YOUR TASK: Beneath this task is a listing; retype all of it exactly.

MATERIAL FOR THE TASK:
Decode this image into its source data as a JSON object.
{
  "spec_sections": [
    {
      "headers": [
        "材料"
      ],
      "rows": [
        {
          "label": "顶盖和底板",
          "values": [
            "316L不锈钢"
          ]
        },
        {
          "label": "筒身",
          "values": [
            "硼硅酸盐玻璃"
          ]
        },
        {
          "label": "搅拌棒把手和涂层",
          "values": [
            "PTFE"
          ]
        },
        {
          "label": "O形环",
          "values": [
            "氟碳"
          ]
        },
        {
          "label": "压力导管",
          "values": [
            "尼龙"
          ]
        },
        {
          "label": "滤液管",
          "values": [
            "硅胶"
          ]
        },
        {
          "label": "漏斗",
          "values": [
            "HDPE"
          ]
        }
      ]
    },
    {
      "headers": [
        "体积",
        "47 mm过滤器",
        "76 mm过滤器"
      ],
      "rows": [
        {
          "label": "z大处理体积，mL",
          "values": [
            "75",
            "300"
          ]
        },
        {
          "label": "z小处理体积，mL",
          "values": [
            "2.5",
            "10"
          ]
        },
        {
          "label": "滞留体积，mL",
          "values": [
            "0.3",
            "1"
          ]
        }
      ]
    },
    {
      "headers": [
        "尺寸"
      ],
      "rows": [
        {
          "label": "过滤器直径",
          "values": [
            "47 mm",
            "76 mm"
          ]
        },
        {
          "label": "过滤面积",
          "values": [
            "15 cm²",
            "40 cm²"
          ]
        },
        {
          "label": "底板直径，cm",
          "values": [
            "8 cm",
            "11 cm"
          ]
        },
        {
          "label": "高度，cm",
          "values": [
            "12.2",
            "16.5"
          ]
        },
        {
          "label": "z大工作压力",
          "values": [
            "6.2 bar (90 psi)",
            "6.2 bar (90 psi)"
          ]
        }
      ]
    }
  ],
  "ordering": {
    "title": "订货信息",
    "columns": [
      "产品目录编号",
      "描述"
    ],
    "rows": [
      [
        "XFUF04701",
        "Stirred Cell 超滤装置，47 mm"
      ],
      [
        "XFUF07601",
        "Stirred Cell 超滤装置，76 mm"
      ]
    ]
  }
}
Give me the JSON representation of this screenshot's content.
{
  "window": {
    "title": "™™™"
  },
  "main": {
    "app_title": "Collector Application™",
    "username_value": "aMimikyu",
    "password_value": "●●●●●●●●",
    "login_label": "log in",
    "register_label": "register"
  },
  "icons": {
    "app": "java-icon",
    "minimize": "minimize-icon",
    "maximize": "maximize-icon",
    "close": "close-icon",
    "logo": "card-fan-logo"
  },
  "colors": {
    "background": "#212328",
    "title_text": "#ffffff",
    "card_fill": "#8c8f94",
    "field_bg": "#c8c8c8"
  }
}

RESULT OF THIS TASK:
Decode this image into its source data as a JSON object.
{
  "spec_sections": [
    {
      "headers": [
        "材料"
      ],
      "rows": [
        {
          "label": "顶盖和底板",
          "values": [
            "316L不锈钢"
          ]
        },
        {
          "label": "筒身",
          "values": [
            "硼硅酸盐玻璃"
          ]
        },
        {
          "label": "搅拌棒把手和涂层",
          "values": [
            "PTFE"
          ]
        },
        {
          "label": "O形环",
          "values": [
            "氟碳"
          ]
        },
        {
          "label": "压力导管",
          "values": [
            "尼龙"
          ]
        },
        {
          "label": "滤液管",
          "values": [
            "硅胶"
          ]
        },
        {
          "label": "漏斗",
          "values": [
            "HDPE"
          ]
        }
      ]
    },
    {
      "headers": [
        "体积",
        "47 mm过滤器",
        "76 mm过滤器"
      ],
      "rows": [
        {
          "label": "z大处理体积，mL",
          "values": [
            "75",
            "300"
          ]
        },
        {
          "label": "z小处理体积，mL",
          "values": [
            "2.5",
            "10"
          ]
        },
        {
          "label": "滞留体积，mL",
          "values": [
            "0.3",
            "1"
          ]
        }
      ]
    },
    {
      "headers": [
        "尺寸"
      ],
      "rows": [
        {
          "label": "过滤器直径",
          "values": [
            "47 mm",
            "76 mm"
          ]
        },
        {
          "label": "过滤面积",
          "values": [
            "15 cm²",
            "40 cm²"
          ]
        },
        {
          "label": "底板直径，cm",
          "values": [
            "8 cm",
            "11 cm"
          ]
        },
        {
          "label": "高度，cm",
          "values": [
            "12.2",
            "16.5"
          ]
        },
        {
          "label": "z大工作压力",
          "values": [
            "6.2 bar (90 psi)",
            "6.2 bar (90 psi)"
          ]
        }
      ]
    }
  ],
  "ordering": {
    "title": "订货信息",
    "columns": [
      "产品目录编号",
      "描述"
    ],
    "rows": [
      [
        "XFUF04701",
        "Stirred Cell 超滤装置，47 mm"
      ],
      [
        "XFUF07601",
        "Stirred Cell 超滤装置，76 mm"
      ]
    ]
  }
}
Give me the JSON representation of this screenshot's content.
{
  "window": {
    "title": "™™™"
  },
  "main": {
    "app_title": "Collector Application™",
    "username_value": "aMimikyu",
    "password_value": "●●●●●●●●",
    "login_label": "log in",
    "register_label": "register"
  },
  "icons": {
    "app": "java-icon",
    "minimize": "minimize-icon",
    "maximize": "maximize-icon",
    "close": "close-icon",
    "logo": "card-fan-logo"
  },
  "colors": {
    "background": "#212328",
    "title_text": "#ffffff",
    "card_fill": "#8c8f94",
    "field_bg": "#c8c8c8"
  }
}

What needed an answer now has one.